EXERCISE OBJECTIVE >> Output the data below in full, byte for byte. Nothing may differ.

DATASET ROWS >>
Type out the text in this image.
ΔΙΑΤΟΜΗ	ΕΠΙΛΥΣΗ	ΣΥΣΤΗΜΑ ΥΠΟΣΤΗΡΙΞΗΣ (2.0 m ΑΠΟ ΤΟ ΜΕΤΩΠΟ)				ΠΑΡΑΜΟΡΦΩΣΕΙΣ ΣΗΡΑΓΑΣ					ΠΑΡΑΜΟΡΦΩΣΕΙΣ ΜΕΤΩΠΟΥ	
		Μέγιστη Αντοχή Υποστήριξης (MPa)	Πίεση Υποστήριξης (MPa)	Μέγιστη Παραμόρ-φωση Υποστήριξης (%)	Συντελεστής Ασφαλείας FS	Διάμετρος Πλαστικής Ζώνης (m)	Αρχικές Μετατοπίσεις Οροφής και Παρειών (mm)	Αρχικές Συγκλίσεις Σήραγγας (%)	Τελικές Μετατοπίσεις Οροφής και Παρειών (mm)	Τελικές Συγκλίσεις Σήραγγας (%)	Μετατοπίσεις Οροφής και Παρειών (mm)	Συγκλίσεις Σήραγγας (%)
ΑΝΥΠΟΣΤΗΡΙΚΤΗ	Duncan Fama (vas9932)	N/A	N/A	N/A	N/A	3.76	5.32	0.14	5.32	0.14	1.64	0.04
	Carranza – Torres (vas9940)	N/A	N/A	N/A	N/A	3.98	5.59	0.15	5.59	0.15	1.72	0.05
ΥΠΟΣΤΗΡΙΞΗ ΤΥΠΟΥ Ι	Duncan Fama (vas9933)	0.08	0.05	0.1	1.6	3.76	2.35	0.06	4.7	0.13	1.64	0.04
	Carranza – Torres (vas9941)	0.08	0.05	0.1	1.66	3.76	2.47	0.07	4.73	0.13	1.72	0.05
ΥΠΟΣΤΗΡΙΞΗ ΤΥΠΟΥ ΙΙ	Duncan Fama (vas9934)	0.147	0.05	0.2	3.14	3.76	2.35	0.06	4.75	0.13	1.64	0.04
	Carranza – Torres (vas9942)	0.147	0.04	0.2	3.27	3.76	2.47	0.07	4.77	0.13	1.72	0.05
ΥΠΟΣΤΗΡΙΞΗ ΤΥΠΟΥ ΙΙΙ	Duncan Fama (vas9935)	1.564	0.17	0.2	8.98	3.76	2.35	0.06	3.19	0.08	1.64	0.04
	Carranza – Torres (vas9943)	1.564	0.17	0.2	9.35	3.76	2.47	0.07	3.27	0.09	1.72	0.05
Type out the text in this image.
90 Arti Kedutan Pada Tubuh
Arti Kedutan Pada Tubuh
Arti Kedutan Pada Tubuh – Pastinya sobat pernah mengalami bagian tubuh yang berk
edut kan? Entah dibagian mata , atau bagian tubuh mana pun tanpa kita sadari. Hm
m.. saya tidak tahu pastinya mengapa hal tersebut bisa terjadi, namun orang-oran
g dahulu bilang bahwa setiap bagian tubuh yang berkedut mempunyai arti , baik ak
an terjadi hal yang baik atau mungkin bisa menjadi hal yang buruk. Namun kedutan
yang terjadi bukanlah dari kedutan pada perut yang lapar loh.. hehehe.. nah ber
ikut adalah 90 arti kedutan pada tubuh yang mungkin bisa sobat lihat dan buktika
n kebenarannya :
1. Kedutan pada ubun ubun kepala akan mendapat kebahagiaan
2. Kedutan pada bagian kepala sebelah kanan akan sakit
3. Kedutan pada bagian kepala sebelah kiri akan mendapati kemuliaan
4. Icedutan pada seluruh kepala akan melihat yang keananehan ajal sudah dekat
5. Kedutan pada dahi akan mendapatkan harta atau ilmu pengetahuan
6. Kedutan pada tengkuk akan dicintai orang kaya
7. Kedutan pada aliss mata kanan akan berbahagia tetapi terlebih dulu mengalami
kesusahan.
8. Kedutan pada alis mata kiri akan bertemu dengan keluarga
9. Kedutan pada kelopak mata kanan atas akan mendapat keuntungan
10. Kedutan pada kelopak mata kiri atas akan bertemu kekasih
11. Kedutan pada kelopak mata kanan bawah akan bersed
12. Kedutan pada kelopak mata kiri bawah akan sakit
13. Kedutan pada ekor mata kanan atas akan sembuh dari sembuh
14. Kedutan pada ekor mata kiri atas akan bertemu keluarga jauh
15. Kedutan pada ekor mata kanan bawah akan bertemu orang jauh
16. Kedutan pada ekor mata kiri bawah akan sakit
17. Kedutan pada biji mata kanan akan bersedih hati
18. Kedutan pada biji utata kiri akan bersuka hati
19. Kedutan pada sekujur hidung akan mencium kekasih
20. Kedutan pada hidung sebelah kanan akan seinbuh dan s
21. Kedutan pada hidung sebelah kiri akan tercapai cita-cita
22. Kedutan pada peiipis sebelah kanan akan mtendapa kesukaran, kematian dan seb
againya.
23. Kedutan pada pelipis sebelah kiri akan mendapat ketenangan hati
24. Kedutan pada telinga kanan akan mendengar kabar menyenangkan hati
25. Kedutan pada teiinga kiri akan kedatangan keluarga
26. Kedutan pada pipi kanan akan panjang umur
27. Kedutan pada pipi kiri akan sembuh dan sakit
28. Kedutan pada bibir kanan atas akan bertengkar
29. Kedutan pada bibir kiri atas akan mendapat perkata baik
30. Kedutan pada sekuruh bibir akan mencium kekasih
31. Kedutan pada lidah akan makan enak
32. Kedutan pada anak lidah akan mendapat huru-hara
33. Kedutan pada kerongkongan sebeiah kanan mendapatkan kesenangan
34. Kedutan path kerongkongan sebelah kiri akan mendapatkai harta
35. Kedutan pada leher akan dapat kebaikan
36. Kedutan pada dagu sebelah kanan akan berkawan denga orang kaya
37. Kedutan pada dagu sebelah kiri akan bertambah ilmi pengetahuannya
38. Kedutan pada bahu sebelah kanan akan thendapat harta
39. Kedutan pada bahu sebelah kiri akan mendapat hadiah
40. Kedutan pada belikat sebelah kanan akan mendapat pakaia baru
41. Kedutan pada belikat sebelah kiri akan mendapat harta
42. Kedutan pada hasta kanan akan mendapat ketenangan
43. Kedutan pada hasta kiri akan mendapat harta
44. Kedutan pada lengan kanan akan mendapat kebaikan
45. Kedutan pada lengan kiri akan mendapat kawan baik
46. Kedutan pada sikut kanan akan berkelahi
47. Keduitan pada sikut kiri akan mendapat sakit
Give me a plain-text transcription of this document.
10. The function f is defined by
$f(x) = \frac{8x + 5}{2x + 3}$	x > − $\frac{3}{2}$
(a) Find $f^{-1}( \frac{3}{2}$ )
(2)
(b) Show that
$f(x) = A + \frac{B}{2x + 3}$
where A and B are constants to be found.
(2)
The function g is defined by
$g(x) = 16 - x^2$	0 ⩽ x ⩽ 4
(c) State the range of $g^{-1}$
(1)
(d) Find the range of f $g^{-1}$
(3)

ANSWER BELOW >>
Type out the text in this image.
ΔΙΑΤΟΜΗ	ΕΠΙΛΥΣΗ	ΣΥΣΤΗΜΑ ΥΠΟΣΤΗΡΙΞΗΣ (2.0 m ΑΠΟ ΤΟ ΜΕΤΩΠΟ)				ΠΑΡΑΜΟΡΦΩΣΕΙΣ ΣΗΡΑΓΑΣ					ΠΑΡΑΜΟΡΦΩΣΕΙΣ ΜΕΤΩΠΟΥ	
		Μέγιστη Αντοχή Υποστήριξης (MPa)	Πίεση Υποστήριξης (MPa)	Μέγιστη Παραμόρ-φωση Υποστήριξης (%)	Συντελεστής Ασφαλείας FS	Διάμετρος Πλαστικής Ζώνης (m)	Αρχικές Μετατοπίσεις Οροφής και Παρειών (mm)	Αρχικές Συγκλίσεις Σήραγγας (%)	Τελικές Μετατοπίσεις Οροφής και Παρειών (mm)	Τελικές Συγκλίσεις Σήραγγας (%)	Μετατοπίσεις Οροφής και Παρειών (mm)	Συγκλίσεις Σήραγγας (%)
ΑΝΥΠΟΣΤΗΡΙΚΤΗ	Duncan Fama (vas9932)	N/A	N/A	N/A	N/A	3.76	5.32	0.14	5.32	0.14	1.64	0.04
	Carranza – Torres (vas9940)	N/A	N/A	N/A	N/A	3.98	5.59	0.15	5.59	0.15	1.72	0.05
ΥΠΟΣΤΗΡΙΞΗ ΤΥΠΟΥ Ι	Duncan Fama (vas9933)	0.08	0.05	0.1	1.6	3.76	2.35	0.06	4.7	0.13	1.64	0.04
	Carranza – Torres (vas9941)	0.08	0.05	0.1	1.66	3.76	2.47	0.07	4.73	0.13	1.72	0.05
ΥΠΟΣΤΗΡΙΞΗ ΤΥΠΟΥ ΙΙ	Duncan Fama (vas9934)	0.147	0.05	0.2	3.14	3.76	2.35	0.06	4.75	0.13	1.64	0.04
	Carranza – Torres (vas9942)	0.147	0.04	0.2	3.27	3.76	2.47	0.07	4.77	0.13	1.72	0.05
ΥΠΟΣΤΗΡΙΞΗ ΤΥΠΟΥ ΙΙΙ	Duncan Fama (vas9935)	1.564	0.17	0.2	8.98	3.76	2.35	0.06	3.19	0.08	1.64	0.04
	Carranza – Torres (vas9943)	1.564	0.17	0.2	9.35	3.76	2.47	0.07	3.27	0.09	1.72	0.05
Type out the text in this image.
90 Arti Kedutan Pada Tubuh
Arti Kedutan Pada Tubuh
Arti Kedutan Pada Tubuh – Pastinya sobat pernah mengalami bagian tubuh yang berk
edut kan? Entah dibagian mata , atau bagian tubuh mana pun tanpa kita sadari. Hm
m.. saya tidak tahu pastinya mengapa hal tersebut bisa terjadi, namun orang-oran
g dahulu bilang bahwa setiap bagian tubuh yang berkedut mempunyai arti , baik ak
an terjadi hal yang baik atau mungkin bisa menjadi hal yang buruk. Namun kedutan
yang terjadi bukanlah dari kedutan pada perut yang lapar loh.. hehehe.. nah ber
ikut adalah 90 arti kedutan pada tubuh yang mungkin bisa sobat lihat dan buktika
n kebenarannya :
1. Kedutan pada ubun ubun kepala akan mendapat kebahagiaan
2. Kedutan pada bagian kepala sebelah kanan akan sakit
3. Kedutan pada bagian kepala sebelah kiri akan mendapati kemuliaan
4. Icedutan pada seluruh kepala akan melihat yang keananehan ajal sudah dekat
5. Kedutan pada dahi akan mendapatkan harta atau ilmu pengetahuan
6. Kedutan pada tengkuk akan dicintai orang kaya
7. Kedutan pada aliss mata kanan akan berbahagia tetapi terlebih dulu mengalami
kesusahan.
8. Kedutan pada alis mata kiri akan bertemu dengan keluarga
9. Kedutan pada kelopak mata kanan atas akan mendapat keuntungan
10. Kedutan pada kelopak mata kiri atas akan bertemu kekasih
11. Kedutan pada kelopak mata kanan bawah akan bersed
12. Kedutan pada kelopak mata kiri bawah akan sakit
13. Kedutan pada ekor mata kanan atas akan sembuh dari sembuh
14. Kedutan pada ekor mata kiri atas akan bertemu keluarga jauh
15. Kedutan pada ekor mata kanan bawah akan bertemu orang jauh
16. Kedutan pada ekor mata kiri bawah akan sakit
17. Kedutan pada biji mata kanan akan bersedih hati
18. Kedutan pada biji utata kiri akan bersuka hati
19. Kedutan pada sekujur hidung akan mencium kekasih
20. Kedutan pada hidung sebelah kanan akan seinbuh dan s
21. Kedutan pada hidung sebelah kiri akan tercapai cita-cita
22. Kedutan pada peiipis sebelah kanan akan mtendapa kesukaran, kematian dan seb
againya.
23. Kedutan pada pelipis sebelah kiri akan mendapat ketenangan hati
24. Kedutan pada telinga kanan akan mendengar kabar menyenangkan hati
25. Kedutan pada teiinga kiri akan kedatangan keluarga
26. Kedutan pada pipi kanan akan panjang umur
27. Kedutan pada pipi kiri akan sembuh dan sakit
28. Kedutan pada bibir kanan atas akan bertengkar
29. Kedutan pada bibir kiri atas akan mendapat perkata baik
30. Kedutan pada sekuruh bibir akan mencium kekasih
31. Kedutan pada lidah akan makan enak
32. Kedutan pada anak lidah akan mendapat huru-hara
33. Kedutan pada kerongkongan sebeiah kanan mendapatkan kesenangan
34. Kedutan path kerongkongan sebelah kiri akan mendapatkai harta
35. Kedutan pada leher akan dapat kebaikan
36. Kedutan pada dagu sebelah kanan akan berkawan denga orang kaya
37. Kedutan pada dagu sebelah kiri akan bertambah ilmi pengetahuannya
38. Kedutan pada bahu sebelah kanan akan thendapat harta
39. Kedutan pada bahu sebelah kiri akan mendapat hadiah
40. Kedutan pada belikat sebelah kanan akan mendapat pakaia baru
41. Kedutan pada belikat sebelah kiri akan mendapat harta
42. Kedutan pada hasta kanan akan mendapat ketenangan
43. Kedutan pada hasta kiri akan mendapat harta
44. Kedutan pada lengan kanan akan mendapat kebaikan
45. Kedutan pada lengan kiri akan mendapat kawan baik
46. Kedutan pada sikut kanan akan berkelahi
47. Keduitan pada sikut kiri akan mendapat sakit
Give me a plain-text transcription of this document.
10. The function f is defined by
$f(x) = \frac{8x + 5}{2x + 3}$	x > − $\frac{3}{2}$
(a) Find $f^{-1}( \frac{3}{2}$ )
(2)
(b) Show that
$f(x) = A + \frac{B}{2x + 3}$
where A and B are constants to be found.
(2)
The function g is defined by
$g(x) = 16 - x^2$	0 ⩽ x ⩽ 4
(c) State the range of $g^{-1}$
(1)
(d) Find the range of f $g^{-1}$
(3)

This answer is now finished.